* _What is required_:
Your task is to copy every line of the entries that contains "strike".

* _Given records_:
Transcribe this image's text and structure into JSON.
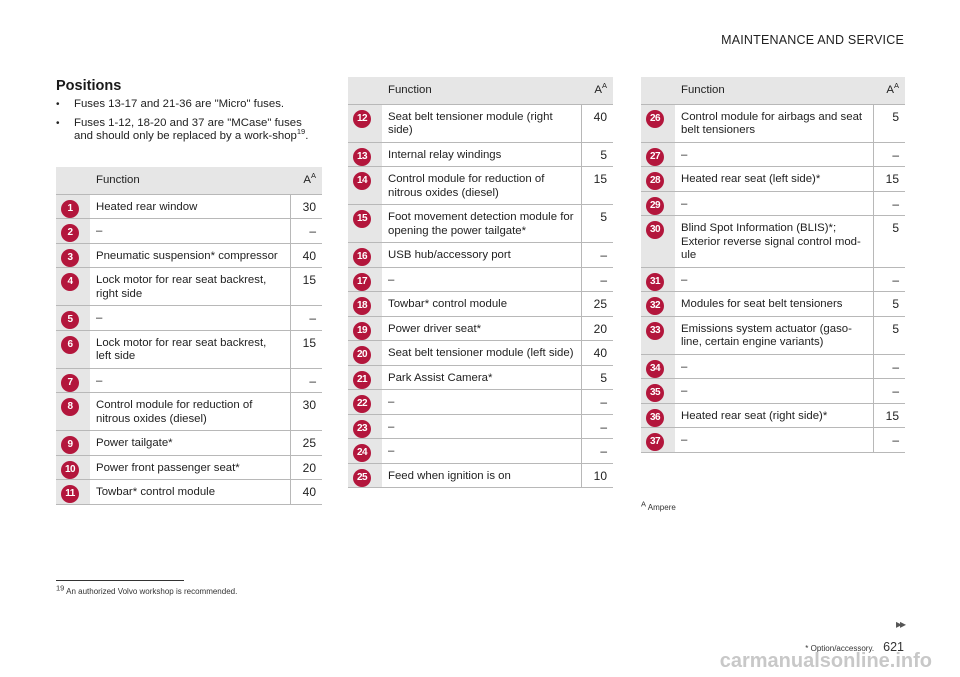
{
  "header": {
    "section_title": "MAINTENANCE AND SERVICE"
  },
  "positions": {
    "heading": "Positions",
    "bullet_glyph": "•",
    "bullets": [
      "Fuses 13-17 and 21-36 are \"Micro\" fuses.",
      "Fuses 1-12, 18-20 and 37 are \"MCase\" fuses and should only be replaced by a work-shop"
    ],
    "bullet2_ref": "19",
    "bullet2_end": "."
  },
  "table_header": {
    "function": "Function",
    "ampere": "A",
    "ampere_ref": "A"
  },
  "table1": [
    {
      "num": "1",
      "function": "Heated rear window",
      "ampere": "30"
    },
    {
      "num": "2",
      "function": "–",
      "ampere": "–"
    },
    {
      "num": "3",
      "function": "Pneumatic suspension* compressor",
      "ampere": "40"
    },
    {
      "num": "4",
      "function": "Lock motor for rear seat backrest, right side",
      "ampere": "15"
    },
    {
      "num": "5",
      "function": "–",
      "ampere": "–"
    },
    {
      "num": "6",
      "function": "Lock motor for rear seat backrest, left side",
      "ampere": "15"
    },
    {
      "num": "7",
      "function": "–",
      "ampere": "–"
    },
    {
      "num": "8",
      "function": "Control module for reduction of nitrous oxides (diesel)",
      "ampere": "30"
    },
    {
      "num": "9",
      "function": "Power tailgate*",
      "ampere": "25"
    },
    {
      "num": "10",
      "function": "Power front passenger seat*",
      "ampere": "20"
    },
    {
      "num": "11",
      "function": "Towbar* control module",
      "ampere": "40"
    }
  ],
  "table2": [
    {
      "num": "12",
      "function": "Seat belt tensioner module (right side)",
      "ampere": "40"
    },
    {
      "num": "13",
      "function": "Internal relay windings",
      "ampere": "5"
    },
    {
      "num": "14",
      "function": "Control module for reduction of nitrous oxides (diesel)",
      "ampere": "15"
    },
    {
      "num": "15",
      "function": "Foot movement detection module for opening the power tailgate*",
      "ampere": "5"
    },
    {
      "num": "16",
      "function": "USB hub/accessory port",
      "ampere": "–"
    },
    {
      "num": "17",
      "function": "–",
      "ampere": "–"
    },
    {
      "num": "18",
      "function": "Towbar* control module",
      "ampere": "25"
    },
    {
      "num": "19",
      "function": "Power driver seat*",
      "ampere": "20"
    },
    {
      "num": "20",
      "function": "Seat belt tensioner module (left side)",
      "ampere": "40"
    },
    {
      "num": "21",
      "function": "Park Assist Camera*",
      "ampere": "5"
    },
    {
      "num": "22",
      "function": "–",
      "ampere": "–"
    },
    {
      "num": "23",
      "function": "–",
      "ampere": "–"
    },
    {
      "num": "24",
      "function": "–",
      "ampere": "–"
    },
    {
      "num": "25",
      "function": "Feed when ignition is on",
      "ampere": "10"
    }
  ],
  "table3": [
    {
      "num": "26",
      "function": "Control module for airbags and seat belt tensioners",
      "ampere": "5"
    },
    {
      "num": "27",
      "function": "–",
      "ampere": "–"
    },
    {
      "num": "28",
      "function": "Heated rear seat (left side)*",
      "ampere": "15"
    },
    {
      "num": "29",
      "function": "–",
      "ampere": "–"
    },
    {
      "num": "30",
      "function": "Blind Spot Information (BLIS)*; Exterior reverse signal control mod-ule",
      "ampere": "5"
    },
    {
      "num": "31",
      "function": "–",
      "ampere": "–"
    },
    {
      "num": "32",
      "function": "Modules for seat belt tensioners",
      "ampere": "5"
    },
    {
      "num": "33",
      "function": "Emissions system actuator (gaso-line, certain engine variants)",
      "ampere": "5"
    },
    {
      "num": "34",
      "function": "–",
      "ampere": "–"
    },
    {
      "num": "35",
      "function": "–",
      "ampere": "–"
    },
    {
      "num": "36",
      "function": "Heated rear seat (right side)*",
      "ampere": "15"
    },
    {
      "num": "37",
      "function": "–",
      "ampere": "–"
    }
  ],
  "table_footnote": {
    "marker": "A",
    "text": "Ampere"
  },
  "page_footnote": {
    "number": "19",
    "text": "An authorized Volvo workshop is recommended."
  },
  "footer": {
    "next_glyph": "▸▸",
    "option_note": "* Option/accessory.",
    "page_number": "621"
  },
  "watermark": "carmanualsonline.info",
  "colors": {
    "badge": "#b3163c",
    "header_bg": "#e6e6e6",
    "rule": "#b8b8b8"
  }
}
...
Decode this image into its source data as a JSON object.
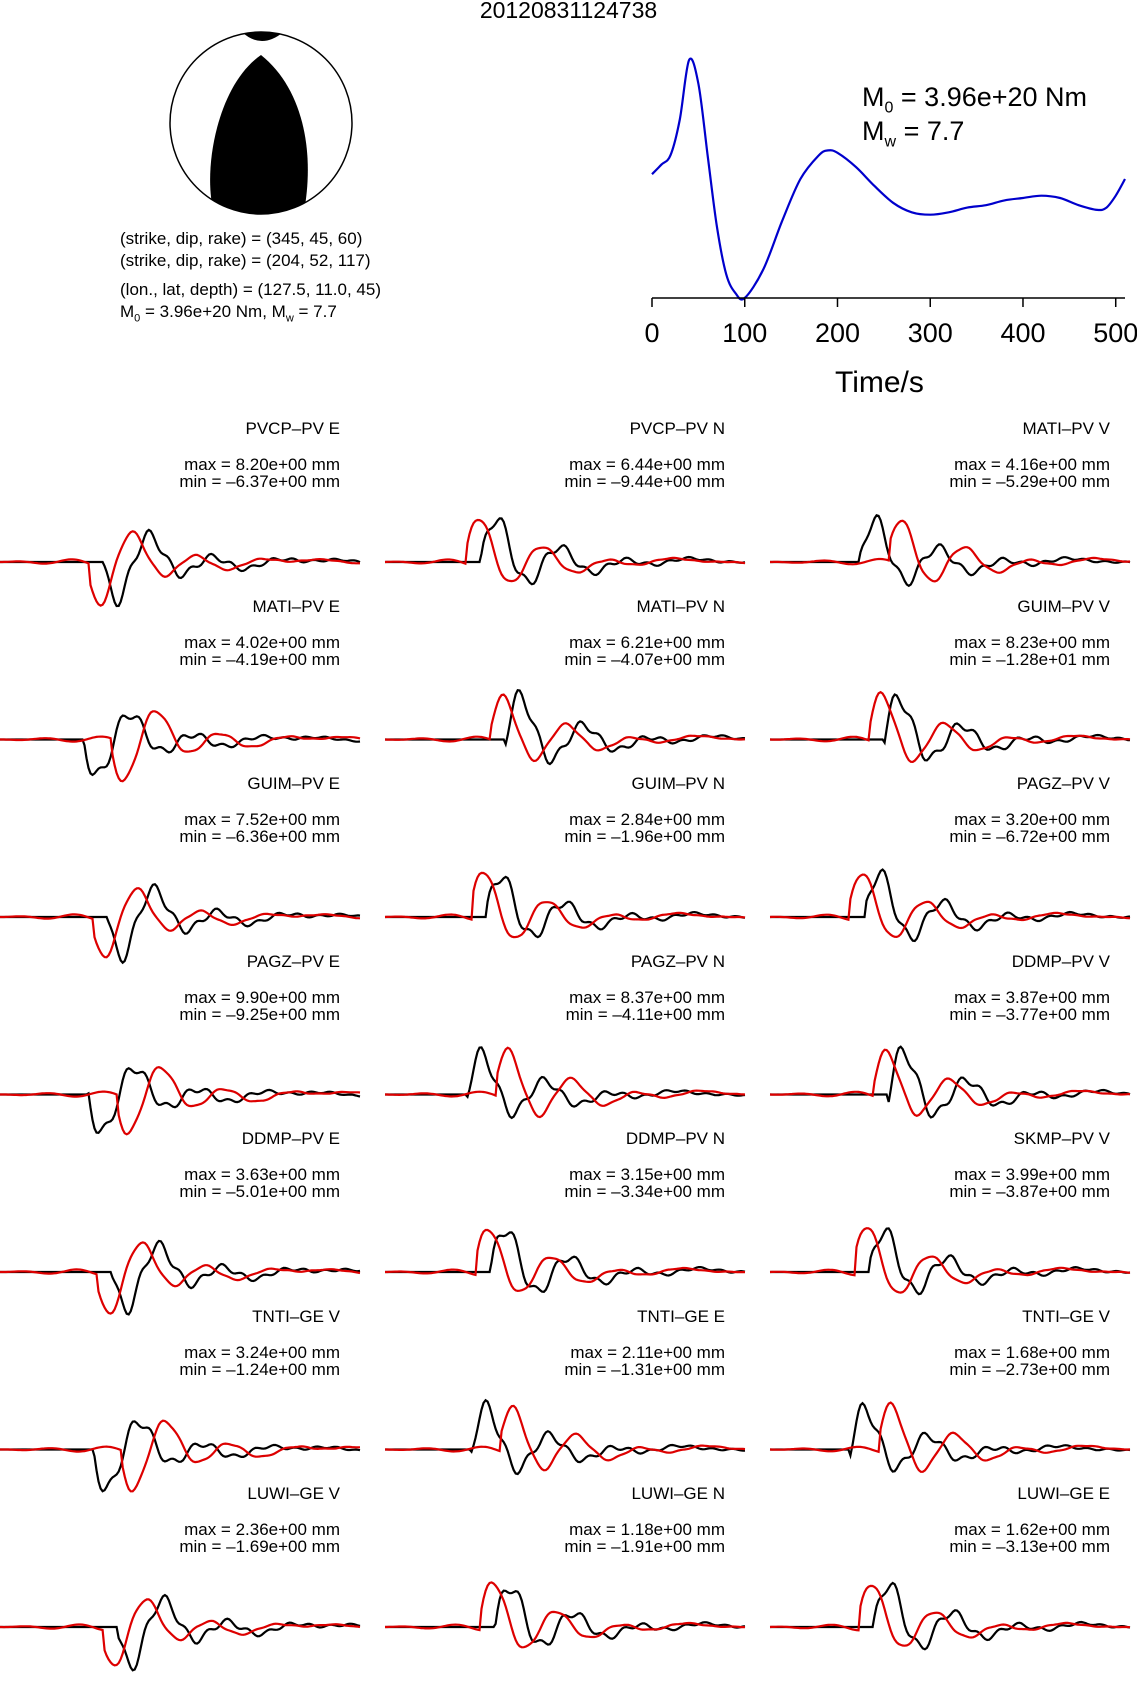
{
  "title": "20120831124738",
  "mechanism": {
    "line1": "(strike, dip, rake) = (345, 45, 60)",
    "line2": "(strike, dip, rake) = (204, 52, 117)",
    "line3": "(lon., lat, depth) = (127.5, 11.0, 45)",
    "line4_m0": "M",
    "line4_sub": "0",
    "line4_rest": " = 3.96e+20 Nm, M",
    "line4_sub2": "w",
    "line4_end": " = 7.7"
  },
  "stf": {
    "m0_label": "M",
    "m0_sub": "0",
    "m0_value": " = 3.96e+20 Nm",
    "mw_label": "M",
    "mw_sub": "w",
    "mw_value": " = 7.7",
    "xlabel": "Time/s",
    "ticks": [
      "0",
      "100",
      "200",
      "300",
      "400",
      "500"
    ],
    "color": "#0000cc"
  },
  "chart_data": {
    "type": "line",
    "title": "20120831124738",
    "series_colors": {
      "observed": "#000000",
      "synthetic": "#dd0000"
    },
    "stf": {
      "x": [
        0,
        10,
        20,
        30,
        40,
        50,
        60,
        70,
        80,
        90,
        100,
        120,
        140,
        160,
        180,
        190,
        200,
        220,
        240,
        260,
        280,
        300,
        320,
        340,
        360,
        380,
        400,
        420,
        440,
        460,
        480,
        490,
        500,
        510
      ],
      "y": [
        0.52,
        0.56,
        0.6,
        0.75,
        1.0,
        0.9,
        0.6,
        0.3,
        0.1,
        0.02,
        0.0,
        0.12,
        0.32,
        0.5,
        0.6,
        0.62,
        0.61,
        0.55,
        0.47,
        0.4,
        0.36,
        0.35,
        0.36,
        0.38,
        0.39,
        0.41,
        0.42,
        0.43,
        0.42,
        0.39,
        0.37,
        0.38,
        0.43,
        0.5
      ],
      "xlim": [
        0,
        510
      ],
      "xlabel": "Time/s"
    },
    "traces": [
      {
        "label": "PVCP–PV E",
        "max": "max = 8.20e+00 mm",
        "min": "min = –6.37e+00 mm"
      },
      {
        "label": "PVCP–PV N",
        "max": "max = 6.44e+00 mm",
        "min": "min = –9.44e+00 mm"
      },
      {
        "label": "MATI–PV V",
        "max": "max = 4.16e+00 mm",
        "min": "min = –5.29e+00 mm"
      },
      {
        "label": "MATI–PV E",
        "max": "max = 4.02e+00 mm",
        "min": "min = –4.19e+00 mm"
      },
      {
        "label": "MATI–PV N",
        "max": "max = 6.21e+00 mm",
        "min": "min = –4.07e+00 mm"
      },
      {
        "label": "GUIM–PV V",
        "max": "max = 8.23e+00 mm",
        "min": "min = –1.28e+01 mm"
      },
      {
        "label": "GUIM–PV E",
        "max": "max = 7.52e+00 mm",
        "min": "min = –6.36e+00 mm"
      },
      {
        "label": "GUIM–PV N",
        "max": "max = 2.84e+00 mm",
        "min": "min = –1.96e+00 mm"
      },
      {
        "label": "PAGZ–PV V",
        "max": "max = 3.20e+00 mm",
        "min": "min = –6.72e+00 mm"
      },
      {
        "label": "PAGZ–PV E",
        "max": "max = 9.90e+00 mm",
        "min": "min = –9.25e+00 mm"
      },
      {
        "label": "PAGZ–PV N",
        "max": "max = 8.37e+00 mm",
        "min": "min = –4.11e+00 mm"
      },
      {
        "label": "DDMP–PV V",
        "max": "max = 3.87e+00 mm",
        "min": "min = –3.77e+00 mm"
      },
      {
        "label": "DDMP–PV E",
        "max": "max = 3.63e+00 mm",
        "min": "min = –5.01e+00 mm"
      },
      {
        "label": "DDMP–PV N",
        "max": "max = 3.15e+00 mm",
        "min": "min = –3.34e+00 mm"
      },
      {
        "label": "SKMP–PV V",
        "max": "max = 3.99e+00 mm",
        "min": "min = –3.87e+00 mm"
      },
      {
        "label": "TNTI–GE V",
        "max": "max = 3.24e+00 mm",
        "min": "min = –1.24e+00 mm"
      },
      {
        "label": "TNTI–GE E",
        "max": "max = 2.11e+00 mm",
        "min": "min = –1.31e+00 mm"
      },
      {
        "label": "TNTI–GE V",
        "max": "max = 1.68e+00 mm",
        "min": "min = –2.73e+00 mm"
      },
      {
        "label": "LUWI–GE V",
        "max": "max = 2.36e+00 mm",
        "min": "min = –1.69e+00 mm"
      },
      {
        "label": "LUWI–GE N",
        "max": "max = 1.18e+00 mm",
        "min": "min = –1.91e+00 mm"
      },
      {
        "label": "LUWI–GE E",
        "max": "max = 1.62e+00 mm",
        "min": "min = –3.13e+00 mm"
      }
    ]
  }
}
* * *
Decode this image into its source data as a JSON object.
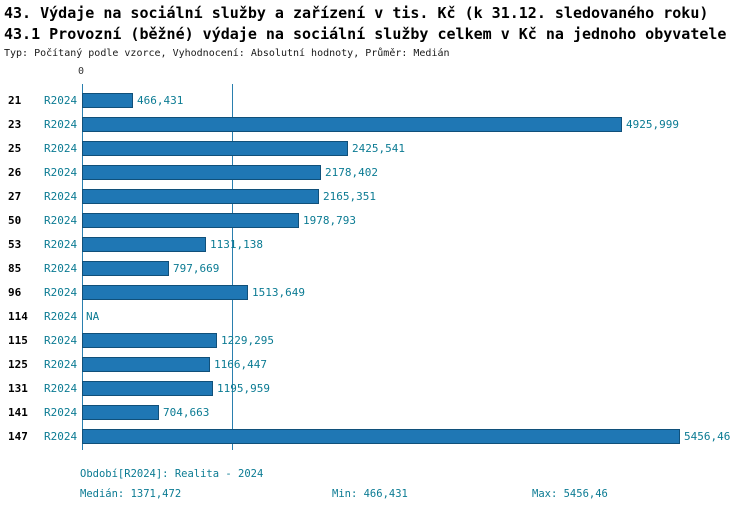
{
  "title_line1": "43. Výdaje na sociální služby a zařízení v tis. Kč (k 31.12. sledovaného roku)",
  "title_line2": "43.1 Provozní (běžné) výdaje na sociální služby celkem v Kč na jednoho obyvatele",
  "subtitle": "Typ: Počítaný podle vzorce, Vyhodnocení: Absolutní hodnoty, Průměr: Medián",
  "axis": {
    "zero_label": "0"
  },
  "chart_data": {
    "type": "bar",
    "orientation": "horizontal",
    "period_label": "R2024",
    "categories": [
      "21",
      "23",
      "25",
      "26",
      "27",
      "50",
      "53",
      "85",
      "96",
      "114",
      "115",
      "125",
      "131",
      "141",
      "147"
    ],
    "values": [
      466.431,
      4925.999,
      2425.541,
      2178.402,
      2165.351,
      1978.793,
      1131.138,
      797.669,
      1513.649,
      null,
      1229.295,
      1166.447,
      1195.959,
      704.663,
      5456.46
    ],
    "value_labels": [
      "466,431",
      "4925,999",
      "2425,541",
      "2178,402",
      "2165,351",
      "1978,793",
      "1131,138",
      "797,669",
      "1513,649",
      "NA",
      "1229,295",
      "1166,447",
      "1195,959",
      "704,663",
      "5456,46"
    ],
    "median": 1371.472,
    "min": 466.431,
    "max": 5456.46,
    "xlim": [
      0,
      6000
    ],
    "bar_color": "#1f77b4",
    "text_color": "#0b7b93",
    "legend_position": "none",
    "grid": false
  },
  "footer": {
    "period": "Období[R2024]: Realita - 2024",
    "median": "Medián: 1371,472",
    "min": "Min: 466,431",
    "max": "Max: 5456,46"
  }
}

* _Final answer_:
    "line1": "(strike, dip, rake) = (345, 45, 60)",
    "line2": "(strike, dip, rake) = (204, 52, 117)",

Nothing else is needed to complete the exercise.